Retype the data that follows line by line, exactly, and leave its pictures out.

MATERIAL PROVIDED:
--- BEGIN ---

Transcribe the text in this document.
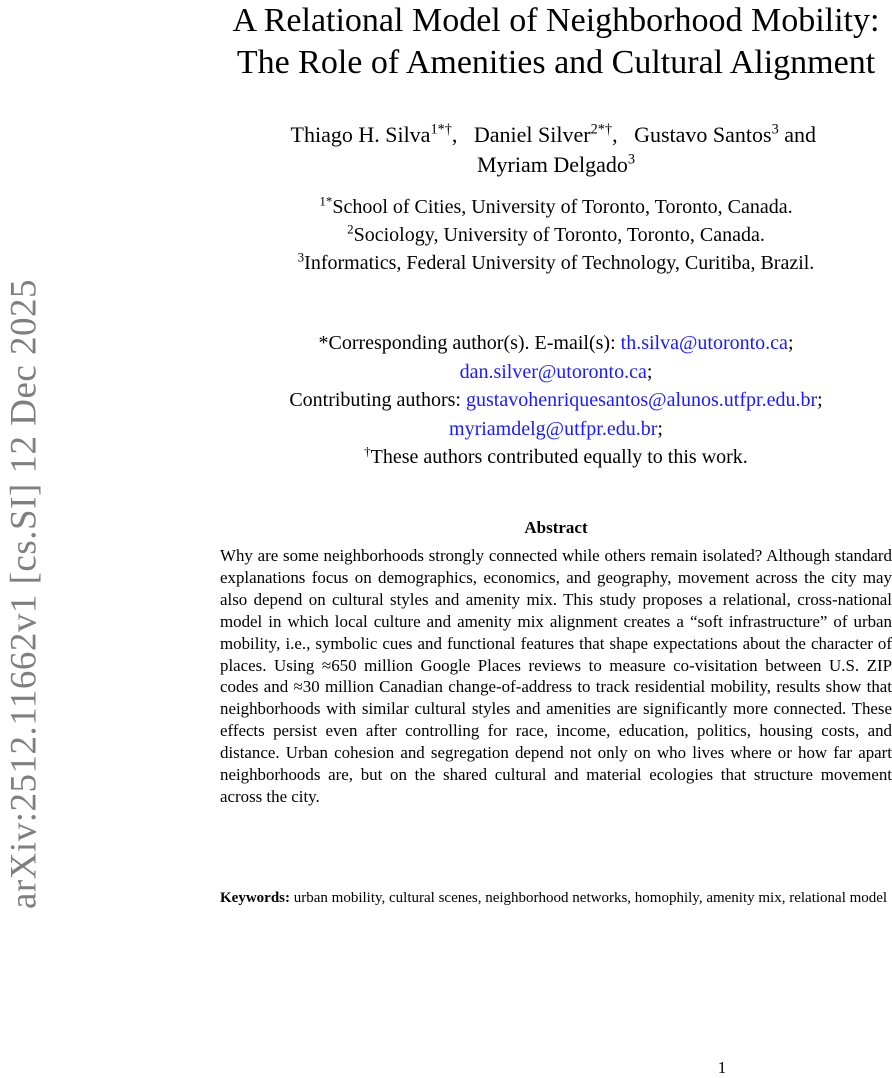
arXiv:2512.11662v1 [cs.SI] 12 Dec 2025
A Relational Model of Neighborhood Mobility:
The Role of Amenities and Cultural Alignment
Thiago H. Silva$^{1*\dagger}$,   Daniel Silver$^{2*\dagger}$,   Gustavo Santos$^3$ and
Myriam Delgado$^3$
$^{1*}$School of Cities, University of Toronto, Toronto, Canada.
$^2$Sociology, University of Toronto, Toronto, Canada.
$^3$Informatics, Federal University of Technology, Curitiba, Brazil.
*Corresponding author(s). E-mail(s): th.silva@utoronto.ca;
dan.silver@utoronto.ca;
Contributing authors: gustavohenriquesantos@alunos.utfpr.edu.br;
myriamdelg@utfpr.edu.br;
†These authors contributed equally to this work.
Abstract
Why are some neighborhoods strongly connected while others remain isolated? Although standard explanations focus on demographics, economics, and geography, movement across the city may also depend on cultural styles and amenity mix. This study proposes a relational, cross-national model in which local culture and amenity mix alignment creates a “soft infrastructure” of urban mobility, i.e., symbolic cues and functional features that shape expectations about the character of places. Using ≈650 million Google Places reviews to measure co-visitation between U.S. ZIP codes and ≈30 million Canadian change-of-address to track residential mobility, results show that neighborhoods with similar cultural styles and amenities are significantly more connected. These effects persist even after controlling for race, income, education, politics, housing costs, and distance. Urban cohesion and segregation depend not only on who lives where or how far apart neighborhoods are, but on the shared cultural and material ecologies that structure movement across the city.
Keywords: urban mobility, cultural scenes, neighborhood networks, homophily, amenity mix, relational model
1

--- END ---

EXPECTED ANSWER:
Transcribe the text in this document.
arXiv:2512.11662v1 [cs.SI] 12 Dec 2025
A Relational Model of Neighborhood Mobility:
The Role of Amenities and Cultural Alignment
Thiago H. Silva$^{1*\dagger}$,   Daniel Silver$^{2*\dagger}$,   Gustavo Santos$^3$ and
Myriam Delgado$^3$
$^{1*}$School of Cities, University of Toronto, Toronto, Canada.
$^2$Sociology, University of Toronto, Toronto, Canada.
$^3$Informatics, Federal University of Technology, Curitiba, Brazil.
*Corresponding author(s). E-mail(s): th.silva@utoronto.ca;
dan.silver@utoronto.ca;
Contributing authors: gustavohenriquesantos@alunos.utfpr.edu.br;
myriamdelg@utfpr.edu.br;
†These authors contributed equally to this work.
Abstract
Why are some neighborhoods strongly connected while others remain isolated? Although standard explanations focus on demographics, economics, and geography, movement across the city may also depend on cultural styles and amenity mix. This study proposes a relational, cross-national model in which local culture and amenity mix alignment creates a “soft infrastructure” of urban mobility, i.e., symbolic cues and functional features that shape expectations about the character of places. Using ≈650 million Google Places reviews to measure co-visitation between U.S. ZIP codes and ≈30 million Canadian change-of-address to track residential mobility, results show that neighborhoods with similar cultural styles and amenities are significantly more connected. These effects persist even after controlling for race, income, education, politics, housing costs, and distance. Urban cohesion and segregation depend not only on who lives where or how far apart neighborhoods are, but on the shared cultural and material ecologies that structure movement across the city.
Keywords: urban mobility, cultural scenes, neighborhood networks, homophily, amenity mix, relational model
1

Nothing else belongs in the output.